TASK DESCRIPTION:
Set down the rows exactly as they appear, from the first row up to and including the row containing "x-tick-label: 衬衫 xyxy=(976,589,1010,609)".

TASK MATERIAL:
━━━━━━━━
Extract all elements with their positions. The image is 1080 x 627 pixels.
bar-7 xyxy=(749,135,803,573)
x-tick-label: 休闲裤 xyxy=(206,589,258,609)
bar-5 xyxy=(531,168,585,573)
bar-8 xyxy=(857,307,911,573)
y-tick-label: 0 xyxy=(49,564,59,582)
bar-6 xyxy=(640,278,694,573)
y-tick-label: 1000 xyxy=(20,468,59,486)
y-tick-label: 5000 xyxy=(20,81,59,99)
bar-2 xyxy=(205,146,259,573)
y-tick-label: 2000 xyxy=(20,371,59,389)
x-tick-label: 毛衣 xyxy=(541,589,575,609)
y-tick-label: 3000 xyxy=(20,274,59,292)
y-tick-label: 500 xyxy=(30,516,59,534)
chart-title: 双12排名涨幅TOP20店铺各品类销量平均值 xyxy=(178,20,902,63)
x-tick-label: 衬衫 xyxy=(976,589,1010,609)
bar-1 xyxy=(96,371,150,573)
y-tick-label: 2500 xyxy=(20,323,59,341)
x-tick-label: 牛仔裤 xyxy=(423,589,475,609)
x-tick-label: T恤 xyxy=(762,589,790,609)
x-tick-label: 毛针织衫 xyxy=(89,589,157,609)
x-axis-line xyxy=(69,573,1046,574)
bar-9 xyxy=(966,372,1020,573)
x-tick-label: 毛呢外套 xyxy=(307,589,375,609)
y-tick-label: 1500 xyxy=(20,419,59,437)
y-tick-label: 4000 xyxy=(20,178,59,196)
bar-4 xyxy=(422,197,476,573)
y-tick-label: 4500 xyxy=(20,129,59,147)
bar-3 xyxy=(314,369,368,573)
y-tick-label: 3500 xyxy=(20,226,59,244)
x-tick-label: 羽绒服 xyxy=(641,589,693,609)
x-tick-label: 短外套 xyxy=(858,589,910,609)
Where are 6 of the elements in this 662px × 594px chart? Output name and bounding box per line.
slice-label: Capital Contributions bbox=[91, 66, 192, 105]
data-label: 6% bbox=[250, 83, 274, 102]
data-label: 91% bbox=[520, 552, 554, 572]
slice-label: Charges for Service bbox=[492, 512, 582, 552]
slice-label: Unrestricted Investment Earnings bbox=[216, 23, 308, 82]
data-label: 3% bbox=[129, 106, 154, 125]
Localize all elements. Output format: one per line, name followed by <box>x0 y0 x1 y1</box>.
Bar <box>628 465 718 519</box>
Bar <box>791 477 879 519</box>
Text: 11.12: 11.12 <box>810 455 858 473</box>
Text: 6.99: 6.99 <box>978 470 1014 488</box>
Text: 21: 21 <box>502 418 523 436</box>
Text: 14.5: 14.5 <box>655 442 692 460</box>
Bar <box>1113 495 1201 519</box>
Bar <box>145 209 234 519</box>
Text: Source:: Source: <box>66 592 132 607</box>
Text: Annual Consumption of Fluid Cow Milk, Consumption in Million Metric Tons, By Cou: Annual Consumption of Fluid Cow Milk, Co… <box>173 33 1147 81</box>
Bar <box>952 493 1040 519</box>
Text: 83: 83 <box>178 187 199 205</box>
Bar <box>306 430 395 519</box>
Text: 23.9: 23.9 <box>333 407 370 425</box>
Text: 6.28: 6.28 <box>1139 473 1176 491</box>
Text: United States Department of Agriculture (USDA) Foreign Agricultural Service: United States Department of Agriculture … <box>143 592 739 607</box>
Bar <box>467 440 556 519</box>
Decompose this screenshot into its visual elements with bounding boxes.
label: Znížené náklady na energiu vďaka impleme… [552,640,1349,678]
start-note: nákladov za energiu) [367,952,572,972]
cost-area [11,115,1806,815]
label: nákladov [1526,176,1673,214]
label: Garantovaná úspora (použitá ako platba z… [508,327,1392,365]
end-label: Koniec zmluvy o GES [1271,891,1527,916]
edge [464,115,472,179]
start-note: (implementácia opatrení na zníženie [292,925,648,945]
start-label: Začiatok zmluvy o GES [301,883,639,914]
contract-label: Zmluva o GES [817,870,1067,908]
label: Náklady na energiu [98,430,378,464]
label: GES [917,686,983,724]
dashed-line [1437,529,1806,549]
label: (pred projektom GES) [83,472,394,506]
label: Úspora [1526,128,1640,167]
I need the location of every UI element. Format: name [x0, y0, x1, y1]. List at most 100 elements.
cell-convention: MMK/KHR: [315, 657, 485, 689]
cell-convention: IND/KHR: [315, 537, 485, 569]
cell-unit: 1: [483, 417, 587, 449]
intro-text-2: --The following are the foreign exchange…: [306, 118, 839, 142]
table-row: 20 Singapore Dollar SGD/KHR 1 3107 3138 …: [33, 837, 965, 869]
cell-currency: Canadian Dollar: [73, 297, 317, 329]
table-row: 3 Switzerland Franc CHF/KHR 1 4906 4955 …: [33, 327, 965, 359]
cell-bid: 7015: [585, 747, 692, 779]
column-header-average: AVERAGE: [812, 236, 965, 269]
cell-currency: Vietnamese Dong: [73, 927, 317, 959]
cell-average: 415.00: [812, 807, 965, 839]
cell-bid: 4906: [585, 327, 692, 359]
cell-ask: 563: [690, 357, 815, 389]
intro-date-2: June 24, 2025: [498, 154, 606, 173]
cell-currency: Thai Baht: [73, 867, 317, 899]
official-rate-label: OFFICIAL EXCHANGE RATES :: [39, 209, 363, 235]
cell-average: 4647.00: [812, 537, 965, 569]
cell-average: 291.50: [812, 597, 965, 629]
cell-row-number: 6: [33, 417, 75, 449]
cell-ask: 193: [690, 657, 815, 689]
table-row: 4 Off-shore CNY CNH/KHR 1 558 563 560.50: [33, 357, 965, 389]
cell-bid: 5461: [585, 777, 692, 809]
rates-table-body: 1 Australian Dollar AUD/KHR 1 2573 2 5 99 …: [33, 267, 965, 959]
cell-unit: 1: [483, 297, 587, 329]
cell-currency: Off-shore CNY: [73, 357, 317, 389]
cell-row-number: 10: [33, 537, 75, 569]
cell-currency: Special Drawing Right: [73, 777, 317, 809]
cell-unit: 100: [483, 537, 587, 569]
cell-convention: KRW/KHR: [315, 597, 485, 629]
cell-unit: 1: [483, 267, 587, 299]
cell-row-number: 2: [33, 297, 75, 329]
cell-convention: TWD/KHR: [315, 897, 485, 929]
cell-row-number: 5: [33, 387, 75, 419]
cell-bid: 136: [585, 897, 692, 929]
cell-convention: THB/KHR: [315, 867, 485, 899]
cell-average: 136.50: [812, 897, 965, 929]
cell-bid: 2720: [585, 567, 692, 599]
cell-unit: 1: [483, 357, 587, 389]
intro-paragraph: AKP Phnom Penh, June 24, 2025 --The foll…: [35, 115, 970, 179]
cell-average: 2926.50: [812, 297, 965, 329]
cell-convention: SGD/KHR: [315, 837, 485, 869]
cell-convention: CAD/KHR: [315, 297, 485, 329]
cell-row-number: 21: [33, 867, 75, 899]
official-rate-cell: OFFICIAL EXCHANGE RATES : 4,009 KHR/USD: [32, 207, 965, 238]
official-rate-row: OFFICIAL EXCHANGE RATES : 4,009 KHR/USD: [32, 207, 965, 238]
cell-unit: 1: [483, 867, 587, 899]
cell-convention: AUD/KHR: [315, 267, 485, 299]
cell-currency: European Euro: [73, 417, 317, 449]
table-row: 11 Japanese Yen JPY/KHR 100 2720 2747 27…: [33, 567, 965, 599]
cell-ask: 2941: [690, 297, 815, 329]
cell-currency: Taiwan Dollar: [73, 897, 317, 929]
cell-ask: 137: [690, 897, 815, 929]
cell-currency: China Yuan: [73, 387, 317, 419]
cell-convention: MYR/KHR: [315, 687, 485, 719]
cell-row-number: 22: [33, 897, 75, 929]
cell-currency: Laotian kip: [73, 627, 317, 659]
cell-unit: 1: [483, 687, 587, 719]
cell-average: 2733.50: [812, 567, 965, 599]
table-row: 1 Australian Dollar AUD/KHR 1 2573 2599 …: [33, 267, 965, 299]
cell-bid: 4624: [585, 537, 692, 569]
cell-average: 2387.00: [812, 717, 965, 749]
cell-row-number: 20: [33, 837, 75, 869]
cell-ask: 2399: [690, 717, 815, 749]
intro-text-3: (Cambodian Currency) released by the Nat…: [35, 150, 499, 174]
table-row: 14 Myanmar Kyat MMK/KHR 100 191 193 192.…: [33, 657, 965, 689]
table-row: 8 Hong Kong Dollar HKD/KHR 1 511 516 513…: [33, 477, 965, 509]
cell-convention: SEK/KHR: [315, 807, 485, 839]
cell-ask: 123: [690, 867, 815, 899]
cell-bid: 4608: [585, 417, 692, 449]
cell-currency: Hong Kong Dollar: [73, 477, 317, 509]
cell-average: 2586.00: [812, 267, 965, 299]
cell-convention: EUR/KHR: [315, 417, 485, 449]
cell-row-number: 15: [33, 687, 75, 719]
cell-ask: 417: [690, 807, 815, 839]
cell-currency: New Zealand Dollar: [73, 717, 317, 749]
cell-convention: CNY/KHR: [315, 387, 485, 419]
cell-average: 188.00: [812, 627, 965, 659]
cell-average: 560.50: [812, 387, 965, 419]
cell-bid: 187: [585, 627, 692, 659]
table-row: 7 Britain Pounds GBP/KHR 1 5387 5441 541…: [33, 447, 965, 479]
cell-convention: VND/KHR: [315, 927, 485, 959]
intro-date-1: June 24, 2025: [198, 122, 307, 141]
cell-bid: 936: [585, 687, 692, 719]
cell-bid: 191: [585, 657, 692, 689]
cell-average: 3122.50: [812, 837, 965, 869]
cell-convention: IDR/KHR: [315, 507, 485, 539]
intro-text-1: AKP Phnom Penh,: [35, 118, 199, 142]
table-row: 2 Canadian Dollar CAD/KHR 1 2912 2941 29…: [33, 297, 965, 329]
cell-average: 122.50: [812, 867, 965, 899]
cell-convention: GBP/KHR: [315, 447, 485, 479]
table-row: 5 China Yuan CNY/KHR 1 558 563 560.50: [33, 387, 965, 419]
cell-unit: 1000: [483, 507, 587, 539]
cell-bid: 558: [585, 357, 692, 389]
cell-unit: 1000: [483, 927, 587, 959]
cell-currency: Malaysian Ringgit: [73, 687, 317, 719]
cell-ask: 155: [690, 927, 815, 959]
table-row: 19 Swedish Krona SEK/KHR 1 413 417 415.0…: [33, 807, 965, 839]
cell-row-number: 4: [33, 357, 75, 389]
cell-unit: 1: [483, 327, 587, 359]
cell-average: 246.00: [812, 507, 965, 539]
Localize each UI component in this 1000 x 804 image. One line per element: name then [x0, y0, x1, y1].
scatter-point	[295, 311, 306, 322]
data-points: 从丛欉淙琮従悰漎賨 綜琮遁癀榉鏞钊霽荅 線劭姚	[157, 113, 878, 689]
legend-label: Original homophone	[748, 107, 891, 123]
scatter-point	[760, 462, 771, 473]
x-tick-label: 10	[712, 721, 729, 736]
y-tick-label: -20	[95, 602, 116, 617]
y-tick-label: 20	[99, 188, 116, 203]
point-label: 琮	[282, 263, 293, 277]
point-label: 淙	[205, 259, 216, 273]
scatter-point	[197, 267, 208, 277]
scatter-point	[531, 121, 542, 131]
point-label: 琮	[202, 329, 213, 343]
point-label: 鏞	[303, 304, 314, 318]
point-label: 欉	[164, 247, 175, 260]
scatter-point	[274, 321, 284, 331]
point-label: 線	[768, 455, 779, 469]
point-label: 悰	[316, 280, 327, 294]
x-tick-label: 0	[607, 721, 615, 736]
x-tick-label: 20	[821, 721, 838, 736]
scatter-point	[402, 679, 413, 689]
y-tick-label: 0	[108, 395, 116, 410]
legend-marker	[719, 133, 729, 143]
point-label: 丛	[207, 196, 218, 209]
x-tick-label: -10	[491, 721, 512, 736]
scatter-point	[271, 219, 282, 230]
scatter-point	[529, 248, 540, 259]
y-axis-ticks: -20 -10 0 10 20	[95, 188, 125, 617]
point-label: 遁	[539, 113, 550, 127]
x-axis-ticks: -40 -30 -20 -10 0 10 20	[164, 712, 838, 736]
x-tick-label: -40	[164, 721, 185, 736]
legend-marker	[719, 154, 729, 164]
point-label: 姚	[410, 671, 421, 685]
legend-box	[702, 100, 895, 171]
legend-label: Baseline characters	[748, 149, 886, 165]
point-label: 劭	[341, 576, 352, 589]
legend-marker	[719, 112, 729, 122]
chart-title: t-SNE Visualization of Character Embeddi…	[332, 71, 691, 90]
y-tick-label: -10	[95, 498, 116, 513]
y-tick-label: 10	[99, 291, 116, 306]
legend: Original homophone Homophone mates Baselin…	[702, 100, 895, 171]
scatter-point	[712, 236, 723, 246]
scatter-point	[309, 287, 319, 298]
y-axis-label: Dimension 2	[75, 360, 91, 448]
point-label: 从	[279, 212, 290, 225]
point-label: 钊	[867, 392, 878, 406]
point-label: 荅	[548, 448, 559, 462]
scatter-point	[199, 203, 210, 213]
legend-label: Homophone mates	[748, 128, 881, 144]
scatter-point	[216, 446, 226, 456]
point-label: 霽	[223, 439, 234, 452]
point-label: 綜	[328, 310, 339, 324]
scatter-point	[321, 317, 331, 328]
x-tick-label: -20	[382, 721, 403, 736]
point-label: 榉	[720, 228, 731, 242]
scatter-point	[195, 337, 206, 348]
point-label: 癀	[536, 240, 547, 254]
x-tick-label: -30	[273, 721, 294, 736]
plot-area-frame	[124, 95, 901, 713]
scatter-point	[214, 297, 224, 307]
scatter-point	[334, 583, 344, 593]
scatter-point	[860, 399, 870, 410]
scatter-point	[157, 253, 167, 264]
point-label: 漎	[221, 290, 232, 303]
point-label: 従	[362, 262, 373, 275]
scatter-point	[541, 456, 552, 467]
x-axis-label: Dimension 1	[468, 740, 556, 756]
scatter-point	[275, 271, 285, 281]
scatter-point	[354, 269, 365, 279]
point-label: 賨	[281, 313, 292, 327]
━━━━━━━━
ANSWER TO THE TASK:
Extract all elements with their positions. The image is 1080 x 627 pixels.
bar-7 xyxy=(749,135,803,573)
x-tick-label: 休闲裤 xyxy=(206,589,258,609)
bar-5 xyxy=(531,168,585,573)
bar-8 xyxy=(857,307,911,573)
y-tick-label: 0 xyxy=(49,564,59,582)
bar-6 xyxy=(640,278,694,573)
y-tick-label: 1000 xyxy=(20,468,59,486)
y-tick-label: 5000 xyxy=(20,81,59,99)
bar-2 xyxy=(205,146,259,573)
y-tick-label: 2000 xyxy=(20,371,59,389)
x-tick-label: 毛衣 xyxy=(541,589,575,609)
y-tick-label: 3000 xyxy=(20,274,59,292)
y-tick-label: 500 xyxy=(30,516,59,534)
chart-title: 双12排名涨幅TOP20店铺各品类销量平均值 xyxy=(178,20,902,63)
x-tick-label: 衬衫 xyxy=(976,589,1010,609)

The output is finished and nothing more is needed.